Task statement:
Repeat the material below word for word and leave out all pictures.

Given data:
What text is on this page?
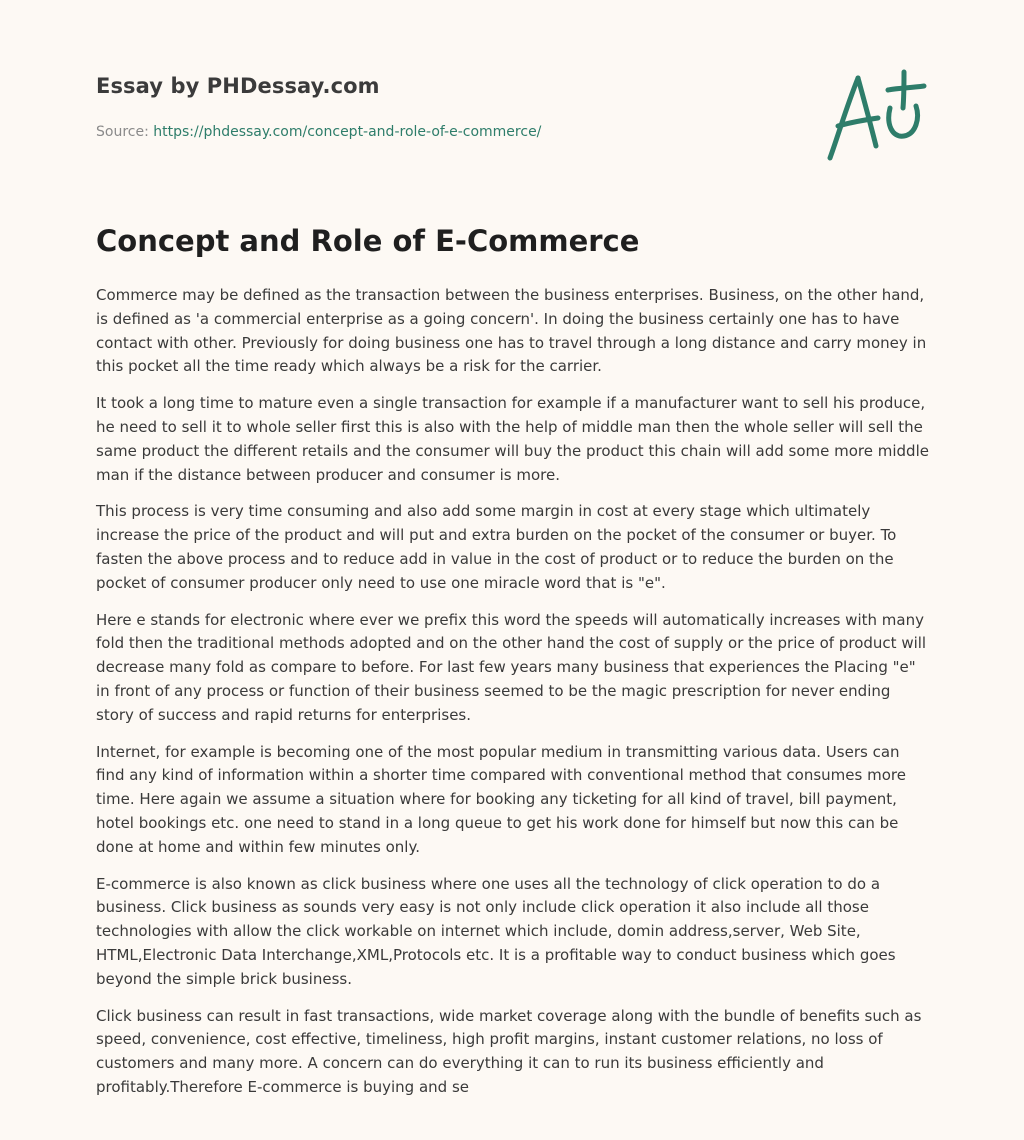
Essay by PHDessay.com
Source: https://phdessay.com/concept-and-role-of-e-commerce/
Concept and Role of E-Commerce

Commerce may be defined as the transaction between the business enterprises. Business, on the other hand, is defined as 'a commercial enterprise as a going concern'. In doing the business certainly one has to have contact with other. Previously for doing business one has to travel through a long distance and carry money in this pocket all the time ready which always be a risk for the carrier.

It took a long time to mature even a single transaction for example if a manufacturer want to sell his produce, he need to sell it to whole seller first this is also with the help of middle man then the whole seller will sell the same product the different retails and the consumer will buy the product this chain will add some more middle man if the distance between producer and consumer is more.

This process is very time consuming and also add some margin in cost at every stage which ultimately increase the price of the product and will put and extra burden on the pocket of the consumer or buyer. To fasten the above process and to reduce add in value in the cost of product or to reduce the burden on the pocket of consumer producer only need to use one miracle word that is "e".

Here e stands for electronic where ever we prefix this word the speeds will automatically increases with many fold then the traditional methods adopted and on the other hand the cost of supply or the price of product will decrease many fold as compare to before. For last few years many business that experiences the Placing "e" in front of any process or function of their business seemed to be the magic prescription for never ending story of success and rapid returns for enterprises.

Internet, for example is becoming one of the most popular medium in transmitting various data. Users can find any kind of information within a shorter time compared with conventional method that consumes more time. Here again we assume a situation where for booking any ticketing for all kind of travel, bill payment, hotel bookings etc. one need to stand in a long queue to get his work done for himself but now this can be done at home and within few minutes only.

E-commerce is also known as click business where one uses all the technology of click operation to do a business. Click business as sounds very easy is not only include click operation it also include all those technologies with allow the click workable on internet which include, domin address,server, Web Site, HTML,Electronic Data Interchange,XML,Protocols etc. It is a profitable way to conduct business which goes beyond the simple brick business.

Click business can result in fast transactions, wide market coverage along with the bundle of benefits such as speed, convenience, cost effective, timeliness, high profit margins, instant customer relations, no loss of customers and many more. A concern can do everything it can to run its business efficiently and profitably.Therefore E-commerce is buying and se
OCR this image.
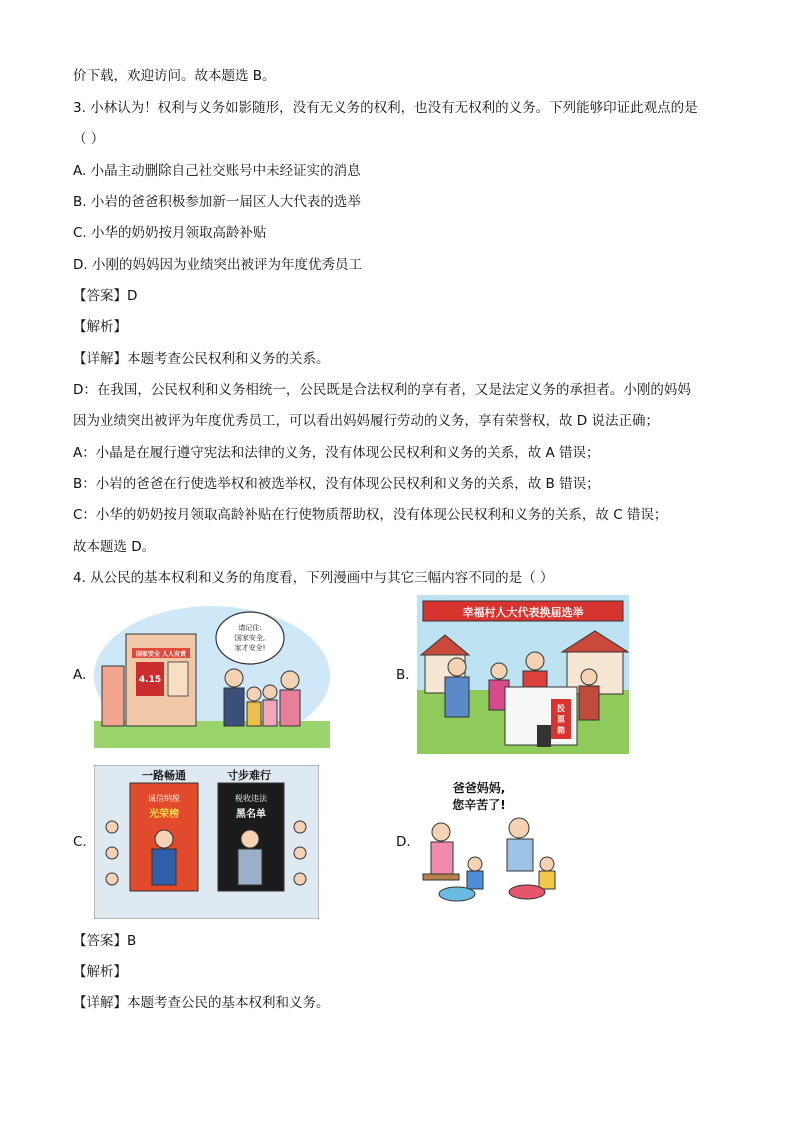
价下载，欢迎访问。故本题选 B。
3. 小林认为！权利与义务如影随形，没有无义务的权利，也没有无权利的义务。下列能够印证此观点的是
（ ）
A. 小晶主动删除自己社交账号中未经证实的消息
B. 小岩的爸爸积极参加新一届区人大代表的选举
C. 小华的奶奶按月领取高龄补贴
D. 小刚的妈妈因为业绩突出被评为年度优秀员工
【答案】D
【解析】
【详解】本题考查公民权利和义务的关系。
D：在我国，公民权利和义务相统一，公民既是合法权利的享有者，又是法定义务的承担者。小刚的妈妈
因为业绩突出被评为年度优秀员工，可以看出妈妈履行劳动的义务，享有荣誉权，故 D 说法正确；
A：小晶是在履行遵守宪法和法律的义务，没有体现公民权利和义务的关系，故 A 错误；
B：小岩的爸爸在行使选举权和被选举权，没有体现公民权利和义务的关系，故 B 错误；
C：小华的奶奶按月领取高龄补贴在行使物质帮助权，没有体现公民权利和义务的关系，故 C 错误；
故本题选 D。
4. 从公民的基本权利和义务的角度看，下列漫画中与其它三幅内容不同的是（ ）
A.	B.
C.	D.
国家安全 人人有责
4.15
请记住:
国家安全,
家才安全!
幸福村人大代表换届选举
投
票
箱
一路畅通	寸步难行
诚信纳税
光荣榜
税收违法
黑名单
爸爸妈妈,
您辛苦了!
【答案】B
【解析】
【详解】本题考查公民的基本权利和义务。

Task answer:
What text is on this page?
Essay by PHDessay.com
Source: https://phdessay.com/concept-and-role-of-e-commerce/
Concept and Role of E-Commerce

Commerce may be defined as the transaction between the business enterprises. Business, on the other hand, is defined as 'a commercial enterprise as a going concern'. In doing the business certainly one has to have contact with other. Previously for doing business one has to travel through a long distance and carry money in this pocket all the time ready which always be a risk for the carrier.

It took a long time to mature even a single transaction for example if a manufacturer want to sell his produce, he need to sell it to whole seller first this is also with the help of middle man then the whole seller will sell the same product the different retails and the consumer will buy the product this chain will add some more middle man if the distance between producer and consumer is more.

This process is very time consuming and also add some margin in cost at every stage which ultimately increase the price of the product and will put and extra burden on the pocket of the consumer or buyer. To fasten the above process and to reduce add in value in the cost of product or to reduce the burden on the pocket of consumer producer only need to use one miracle word that is "e".

Here e stands for electronic where ever we prefix this word the speeds will automatically increases with many fold then the traditional methods adopted and on the other hand the cost of supply or the price of product will decrease many fold as compare to before. For last few years many business that experiences the Placing "e" in front of any process or function of their business seemed to be the magic prescription for never ending story of success and rapid returns for enterprises.

Internet, for example is becoming one of the most popular medium in transmitting various data. Users can find any kind of information within a shorter time compared with conventional method that consumes more time. Here again we assume a situation where for booking any ticketing for all kind of travel, bill payment, hotel bookings etc. one need to stand in a long queue to get his work done for himself but now this can be done at home and within few minutes only.

E-commerce is also known as click business where one uses all the technology of click operation to do a business. Click business as sounds very easy is not only include click operation it also include all those technologies with allow the click workable on internet which include, domin address,server, Web Site, HTML,Electronic Data Interchange,XML,Protocols etc. It is a profitable way to conduct business which goes beyond the simple brick business.

Click business can result in fast transactions, wide market coverage along with the bundle of benefits such as speed, convenience, cost effective, timeliness, high profit margins, instant customer relations, no loss of customers and many more. A concern can do everything it can to run its business efficiently and profitably.Therefore E-commerce is buying and se
OCR this image.
价下载，欢迎访问。故本题选 B。
3. 小林认为！权利与义务如影随形，没有无义务的权利，也没有无权利的义务。下列能够印证此观点的是
（ ）
A. 小晶主动删除自己社交账号中未经证实的消息
B. 小岩的爸爸积极参加新一届区人大代表的选举
C. 小华的奶奶按月领取高龄补贴
D. 小刚的妈妈因为业绩突出被评为年度优秀员工
【答案】D
【解析】
【详解】本题考查公民权利和义务的关系。
D：在我国，公民权利和义务相统一，公民既是合法权利的享有者，又是法定义务的承担者。小刚的妈妈
因为业绩突出被评为年度优秀员工，可以看出妈妈履行劳动的义务，享有荣誉权，故 D 说法正确；
A：小晶是在履行遵守宪法和法律的义务，没有体现公民权利和义务的关系，故 A 错误；
B：小岩的爸爸在行使选举权和被选举权，没有体现公民权利和义务的关系，故 B 错误；
C：小华的奶奶按月领取高龄补贴在行使物质帮助权，没有体现公民权利和义务的关系，故 C 错误；
故本题选 D。
4. 从公民的基本权利和义务的角度看，下列漫画中与其它三幅内容不同的是（ ）
A.	B.
C.	D.
国家安全 人人有责
4.15
请记住:
国家安全,
家才安全!
幸福村人大代表换届选举
投
票
箱
一路畅通	寸步难行
诚信纳税
光荣榜
税收违法
黑名单
爸爸妈妈,
您辛苦了!
【答案】B
【解析】
【详解】本题考查公民的基本权利和义务。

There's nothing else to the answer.